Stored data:
********************
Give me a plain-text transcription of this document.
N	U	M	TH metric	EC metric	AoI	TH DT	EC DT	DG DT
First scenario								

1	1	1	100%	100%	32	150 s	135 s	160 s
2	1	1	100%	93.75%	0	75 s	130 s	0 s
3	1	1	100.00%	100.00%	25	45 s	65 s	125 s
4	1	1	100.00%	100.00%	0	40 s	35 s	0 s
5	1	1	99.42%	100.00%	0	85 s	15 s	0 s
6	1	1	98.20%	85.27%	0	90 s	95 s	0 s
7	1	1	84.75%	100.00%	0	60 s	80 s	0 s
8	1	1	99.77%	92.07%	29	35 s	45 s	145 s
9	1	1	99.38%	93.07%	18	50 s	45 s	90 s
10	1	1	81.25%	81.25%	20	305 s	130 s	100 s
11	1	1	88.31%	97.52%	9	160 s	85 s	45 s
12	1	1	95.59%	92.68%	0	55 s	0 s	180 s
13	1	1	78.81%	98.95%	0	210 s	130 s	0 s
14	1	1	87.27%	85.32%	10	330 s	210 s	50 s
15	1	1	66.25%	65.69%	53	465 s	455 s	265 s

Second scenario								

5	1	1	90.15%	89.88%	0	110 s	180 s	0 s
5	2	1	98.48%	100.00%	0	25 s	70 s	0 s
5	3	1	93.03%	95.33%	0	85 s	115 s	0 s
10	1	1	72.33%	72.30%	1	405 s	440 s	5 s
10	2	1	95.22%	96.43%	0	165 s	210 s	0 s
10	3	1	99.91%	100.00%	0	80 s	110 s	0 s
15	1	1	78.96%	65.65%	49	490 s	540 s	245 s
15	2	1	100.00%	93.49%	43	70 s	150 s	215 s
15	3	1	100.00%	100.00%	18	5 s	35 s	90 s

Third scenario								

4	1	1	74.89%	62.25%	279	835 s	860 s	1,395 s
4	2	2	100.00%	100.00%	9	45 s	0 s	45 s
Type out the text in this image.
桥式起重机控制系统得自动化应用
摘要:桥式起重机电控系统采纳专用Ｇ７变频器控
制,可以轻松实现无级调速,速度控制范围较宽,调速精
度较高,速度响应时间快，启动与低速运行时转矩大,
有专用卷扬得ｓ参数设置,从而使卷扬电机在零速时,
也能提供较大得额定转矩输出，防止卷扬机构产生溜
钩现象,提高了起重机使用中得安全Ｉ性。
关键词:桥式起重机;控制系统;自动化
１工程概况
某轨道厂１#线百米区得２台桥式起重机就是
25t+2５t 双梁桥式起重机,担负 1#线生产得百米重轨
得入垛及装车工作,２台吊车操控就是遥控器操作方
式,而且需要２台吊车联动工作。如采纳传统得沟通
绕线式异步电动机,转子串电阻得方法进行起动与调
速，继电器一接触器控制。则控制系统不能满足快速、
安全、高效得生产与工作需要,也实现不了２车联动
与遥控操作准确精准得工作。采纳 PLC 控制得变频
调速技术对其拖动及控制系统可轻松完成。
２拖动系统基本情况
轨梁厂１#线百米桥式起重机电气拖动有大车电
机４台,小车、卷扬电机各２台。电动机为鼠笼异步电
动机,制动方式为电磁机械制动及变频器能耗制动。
********************
- PROBLEM STATEMENT
Recopy the whole listing exactly.

- CORRECT RESPONSE
Give me a plain-text transcription of this document.
N	U	M	TH metric	EC metric	AoI	TH DT	EC DT	DG DT
First scenario								

1	1	1	100%	100%	32	150 s	135 s	160 s
2	1	1	100%	93.75%	0	75 s	130 s	0 s
3	1	1	100.00%	100.00%	25	45 s	65 s	125 s
4	1	1	100.00%	100.00%	0	40 s	35 s	0 s
5	1	1	99.42%	100.00%	0	85 s	15 s	0 s
6	1	1	98.20%	85.27%	0	90 s	95 s	0 s
7	1	1	84.75%	100.00%	0	60 s	80 s	0 s
8	1	1	99.77%	92.07%	29	35 s	45 s	145 s
9	1	1	99.38%	93.07%	18	50 s	45 s	90 s
10	1	1	81.25%	81.25%	20	305 s	130 s	100 s
11	1	1	88.31%	97.52%	9	160 s	85 s	45 s
12	1	1	95.59%	92.68%	0	55 s	0 s	180 s
13	1	1	78.81%	98.95%	0	210 s	130 s	0 s
14	1	1	87.27%	85.32%	10	330 s	210 s	50 s
15	1	1	66.25%	65.69%	53	465 s	455 s	265 s

Second scenario								

5	1	1	90.15%	89.88%	0	110 s	180 s	0 s
5	2	1	98.48%	100.00%	0	25 s	70 s	0 s
5	3	1	93.03%	95.33%	0	85 s	115 s	0 s
10	1	1	72.33%	72.30%	1	405 s	440 s	5 s
10	2	1	95.22%	96.43%	0	165 s	210 s	0 s
10	3	1	99.91%	100.00%	0	80 s	110 s	0 s
15	1	1	78.96%	65.65%	49	490 s	540 s	245 s
15	2	1	100.00%	93.49%	43	70 s	150 s	215 s
15	3	1	100.00%	100.00%	18	5 s	35 s	90 s

Third scenario								

4	1	1	74.89%	62.25%	279	835 s	860 s	1,395 s
4	2	2	100.00%	100.00%	9	45 s	0 s	45 s
Type out the text in this image.
桥式起重机控制系统得自动化应用
摘要:桥式起重机电控系统采纳专用Ｇ７变频器控
制,可以轻松实现无级调速,速度控制范围较宽,调速精
度较高,速度响应时间快，启动与低速运行时转矩大,
有专用卷扬得ｓ参数设置,从而使卷扬电机在零速时,
也能提供较大得额定转矩输出，防止卷扬机构产生溜
钩现象,提高了起重机使用中得安全Ｉ性。
关键词:桥式起重机;控制系统;自动化
１工程概况
某轨道厂１#线百米区得２台桥式起重机就是
25t+2５t 双梁桥式起重机,担负 1#线生产得百米重轨
得入垛及装车工作,２台吊车操控就是遥控器操作方
式,而且需要２台吊车联动工作。如采纳传统得沟通
绕线式异步电动机,转子串电阻得方法进行起动与调
速，继电器一接触器控制。则控制系统不能满足快速、
安全、高效得生产与工作需要,也实现不了２车联动
与遥控操作准确精准得工作。采纳 PLC 控制得变频
调速技术对其拖动及控制系统可轻松完成。
２拖动系统基本情况
轨梁厂１#线百米桥式起重机电气拖动有大车电
机４台,小车、卷扬电机各２台。电动机为鼠笼异步电
动机,制动方式为电磁机械制动及变频器能耗制动。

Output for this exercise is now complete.